▸ TEXT SHOWN:
Introduction and Rationale

The introduction of real number set \(\BB{R}\) arises from the discovery that the rational number system (\(\BB{Q}\)) is inadequate in many scenarios. “Irrational numbers” is then introduced to fill the gap and is often approximated by rational numbers.

(Complex number set \(\BB{C}\) is introduced to fill the gap of algebraic calculations on real numbers.)

Here’s an example that shows the need of extension from the rational number system.

Example 1 - Algebraic Imcompleteness

We now show that

\[\begin{aligned} p^2 &= 2 \end{aligned}\]

is not satisfied by any \(p \in \BB{Q}\).

Example 1 Solution

Proof. Assume such \(p\) exists. Since \(p \in \BB{Q}\), we can denote this as \(p = m/n\) where \(m, n\) are integers that are not both even and \(n \neq 0\).

Rewrite the equation:

\[\begin{aligned} m^2 &= 2 n^2 \end{aligned}\]

This shows that \(m^2\) is even.

Then, our first conjecture would be that \(m\) is even:

If \(m\) is odd, then we can use

\[\begin{aligned} m &= 2k + 1, k \in \BB{N} \\ \implies m^2 &= 4k^2 + 4k + 1 \end{aligned}\]

to show the contrapositive statement (if \(m^2\) is even then \(m\) is even) is true.

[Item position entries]
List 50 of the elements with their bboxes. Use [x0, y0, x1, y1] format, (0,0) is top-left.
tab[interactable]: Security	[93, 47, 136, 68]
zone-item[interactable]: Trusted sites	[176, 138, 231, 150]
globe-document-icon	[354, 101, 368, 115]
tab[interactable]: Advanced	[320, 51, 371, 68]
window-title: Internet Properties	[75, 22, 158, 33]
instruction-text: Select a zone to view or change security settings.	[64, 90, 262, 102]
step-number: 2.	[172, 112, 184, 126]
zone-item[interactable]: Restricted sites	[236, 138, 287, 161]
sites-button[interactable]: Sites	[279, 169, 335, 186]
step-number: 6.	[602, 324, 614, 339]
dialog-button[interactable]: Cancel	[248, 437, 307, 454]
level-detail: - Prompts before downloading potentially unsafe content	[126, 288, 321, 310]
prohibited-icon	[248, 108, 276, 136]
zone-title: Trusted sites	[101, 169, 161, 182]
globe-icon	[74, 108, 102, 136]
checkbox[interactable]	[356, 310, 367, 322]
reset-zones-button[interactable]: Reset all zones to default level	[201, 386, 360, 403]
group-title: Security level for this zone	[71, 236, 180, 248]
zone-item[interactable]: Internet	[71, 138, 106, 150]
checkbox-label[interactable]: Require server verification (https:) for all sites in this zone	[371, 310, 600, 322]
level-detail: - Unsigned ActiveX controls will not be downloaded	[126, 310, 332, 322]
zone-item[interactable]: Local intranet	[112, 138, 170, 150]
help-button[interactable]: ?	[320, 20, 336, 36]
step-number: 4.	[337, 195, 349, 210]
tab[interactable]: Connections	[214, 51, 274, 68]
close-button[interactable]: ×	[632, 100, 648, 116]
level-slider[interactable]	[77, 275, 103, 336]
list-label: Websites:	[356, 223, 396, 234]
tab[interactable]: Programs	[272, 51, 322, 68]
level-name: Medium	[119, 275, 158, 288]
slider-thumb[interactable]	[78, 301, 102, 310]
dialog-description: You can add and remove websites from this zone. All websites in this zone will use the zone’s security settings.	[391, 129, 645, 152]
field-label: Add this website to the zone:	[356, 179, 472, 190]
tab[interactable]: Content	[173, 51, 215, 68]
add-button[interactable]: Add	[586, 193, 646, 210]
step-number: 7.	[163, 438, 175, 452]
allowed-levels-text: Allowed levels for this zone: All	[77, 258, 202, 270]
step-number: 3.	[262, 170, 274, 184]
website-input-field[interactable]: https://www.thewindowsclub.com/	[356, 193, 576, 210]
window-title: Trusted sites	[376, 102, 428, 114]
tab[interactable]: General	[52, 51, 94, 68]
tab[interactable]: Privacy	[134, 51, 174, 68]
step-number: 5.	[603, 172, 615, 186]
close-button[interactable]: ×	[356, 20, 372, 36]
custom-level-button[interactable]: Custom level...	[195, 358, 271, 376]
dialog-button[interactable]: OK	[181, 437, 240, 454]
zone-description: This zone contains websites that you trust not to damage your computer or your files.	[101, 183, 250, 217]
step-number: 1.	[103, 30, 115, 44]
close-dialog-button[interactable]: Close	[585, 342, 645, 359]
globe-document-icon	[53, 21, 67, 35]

▸ TO BE DONE:
- a) Return the excerpt on real numbers from "The introduction of" to "by rational numbers.", copied word for word.
- b) Supply the next part of the excerpt on real numbers, picking up right after its final sentence.
The items are not needed.

▸ ANSWER SET:
- a)
The introduction of real number set \(\BB{R}\) arises from the discovery that the rational number system (\(\BB{Q}\)) is inadequate in many scenarios. “Irrational numbers” is then introduced to fill the gap and is often approximated by rational numbers.

- b)
It follows that both sides are divisible by \(4\) (if \(m = 2k\) is divisible by 2 then \(m^2 = 4k^2\) is divisible by 4), hence \(n^2\) (divisible by 2) and eventually \(n\) is even (using conjecture above).

It all leads to a contradiction! Hence the equation is not satisfied by any \(p \in \BB{Q}\). \(\blacksquare\)

Example 2 - Analytic Imcompleteness

The set

\[\begin{aligned} A = \left\{p \in \BB{Q} \mid p > 0, p^2 < 2\right\} \end{aligned}\]

contains no largest number.

Example 2 Solution

Proof. Given any \(p \in A\), let

\[\begin{aligned} q &= p - \frac{p^2 - 2}{p + 2} \end{aligned}\]

We first show that \(q > p\) holds when \(p \in A\). Observe that \(p^2 - 2 < 0\) and \(p + 2 > 0\). Therefore \(\frac{p^2 - 2}{p + 2}\) < 0 and \(q > p\) holds.

Now we show that \(q^2 < 2\):

\[\begin{aligned} q^2 - 2 &= (p^2 - \frac{2p(p^2 - 2)}{p+2} + \frac{(p^2 - 2)^2}{(p+2)^2}) - 2 \\ &= \frac{2(p^2 - 2)}{(p+2)^2} < 0 \end{aligned}\]

Thus \(q \in A\) and \(q > p\) always hold.

\(\blacksquare\)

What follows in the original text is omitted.